THE EXERCISE: Set out every line bearing the string "this".
........
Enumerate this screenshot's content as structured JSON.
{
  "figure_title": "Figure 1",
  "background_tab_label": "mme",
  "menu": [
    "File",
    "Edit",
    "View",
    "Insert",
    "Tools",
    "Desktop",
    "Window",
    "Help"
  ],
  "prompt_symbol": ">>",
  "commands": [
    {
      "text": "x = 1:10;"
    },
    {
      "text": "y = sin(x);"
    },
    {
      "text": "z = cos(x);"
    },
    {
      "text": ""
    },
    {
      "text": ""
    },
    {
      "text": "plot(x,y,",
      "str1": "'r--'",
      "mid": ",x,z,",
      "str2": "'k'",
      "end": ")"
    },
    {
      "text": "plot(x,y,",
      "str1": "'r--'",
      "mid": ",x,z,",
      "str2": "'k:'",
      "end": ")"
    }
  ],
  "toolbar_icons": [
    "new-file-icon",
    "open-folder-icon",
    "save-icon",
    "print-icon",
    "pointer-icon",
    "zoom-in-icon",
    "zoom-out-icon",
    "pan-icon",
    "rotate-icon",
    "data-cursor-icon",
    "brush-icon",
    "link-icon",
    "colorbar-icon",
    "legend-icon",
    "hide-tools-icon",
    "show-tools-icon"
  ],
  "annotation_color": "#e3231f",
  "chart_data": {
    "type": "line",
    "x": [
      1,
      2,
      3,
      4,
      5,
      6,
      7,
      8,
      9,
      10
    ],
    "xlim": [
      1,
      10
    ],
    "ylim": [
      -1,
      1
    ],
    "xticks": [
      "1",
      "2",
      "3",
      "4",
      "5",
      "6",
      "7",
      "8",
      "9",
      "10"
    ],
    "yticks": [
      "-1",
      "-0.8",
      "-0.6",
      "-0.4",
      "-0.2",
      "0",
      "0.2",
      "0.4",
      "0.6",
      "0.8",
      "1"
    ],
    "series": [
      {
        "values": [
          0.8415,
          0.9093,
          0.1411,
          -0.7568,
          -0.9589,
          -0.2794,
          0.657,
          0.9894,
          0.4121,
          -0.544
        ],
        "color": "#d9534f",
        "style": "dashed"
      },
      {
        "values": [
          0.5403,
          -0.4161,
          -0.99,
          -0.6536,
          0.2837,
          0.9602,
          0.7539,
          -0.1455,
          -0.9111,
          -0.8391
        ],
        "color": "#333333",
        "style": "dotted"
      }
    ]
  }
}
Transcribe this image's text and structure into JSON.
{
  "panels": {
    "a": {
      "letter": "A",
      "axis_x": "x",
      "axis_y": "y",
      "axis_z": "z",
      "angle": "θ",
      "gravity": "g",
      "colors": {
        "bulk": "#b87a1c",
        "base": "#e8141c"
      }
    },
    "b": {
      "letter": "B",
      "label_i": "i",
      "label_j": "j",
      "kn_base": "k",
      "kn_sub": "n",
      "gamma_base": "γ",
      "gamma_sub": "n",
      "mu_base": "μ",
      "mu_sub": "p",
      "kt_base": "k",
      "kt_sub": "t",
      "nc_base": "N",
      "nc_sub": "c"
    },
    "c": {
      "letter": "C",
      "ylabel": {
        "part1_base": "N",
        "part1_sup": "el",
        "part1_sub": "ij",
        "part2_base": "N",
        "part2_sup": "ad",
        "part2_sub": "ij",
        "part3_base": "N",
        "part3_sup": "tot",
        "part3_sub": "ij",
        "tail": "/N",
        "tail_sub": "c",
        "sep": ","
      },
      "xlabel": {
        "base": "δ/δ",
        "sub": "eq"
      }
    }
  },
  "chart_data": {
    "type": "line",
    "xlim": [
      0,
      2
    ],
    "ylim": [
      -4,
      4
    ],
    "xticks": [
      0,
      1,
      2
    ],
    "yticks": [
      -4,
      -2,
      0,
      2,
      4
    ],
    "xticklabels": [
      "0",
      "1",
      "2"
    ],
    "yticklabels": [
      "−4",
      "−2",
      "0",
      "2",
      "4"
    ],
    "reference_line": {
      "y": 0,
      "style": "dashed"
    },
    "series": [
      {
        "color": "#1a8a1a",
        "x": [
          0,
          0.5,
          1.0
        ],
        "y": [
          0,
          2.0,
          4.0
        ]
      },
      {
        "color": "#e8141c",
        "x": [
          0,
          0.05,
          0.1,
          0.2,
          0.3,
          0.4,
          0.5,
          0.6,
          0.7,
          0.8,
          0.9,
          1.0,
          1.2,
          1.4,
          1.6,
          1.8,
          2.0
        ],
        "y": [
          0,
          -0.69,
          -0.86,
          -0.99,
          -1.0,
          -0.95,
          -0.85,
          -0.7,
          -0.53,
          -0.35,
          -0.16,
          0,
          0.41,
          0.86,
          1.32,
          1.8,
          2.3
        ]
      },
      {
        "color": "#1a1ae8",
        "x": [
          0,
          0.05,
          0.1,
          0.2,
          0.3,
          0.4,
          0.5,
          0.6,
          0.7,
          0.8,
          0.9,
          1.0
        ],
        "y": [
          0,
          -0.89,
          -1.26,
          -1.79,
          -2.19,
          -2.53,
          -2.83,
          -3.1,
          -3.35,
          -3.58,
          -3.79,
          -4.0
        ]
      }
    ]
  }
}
........
OUTPUT OF THE EXERCISE:
Enumerate this screenshot's content as structured JSON.
Transcribe this image's text and structure into JSON.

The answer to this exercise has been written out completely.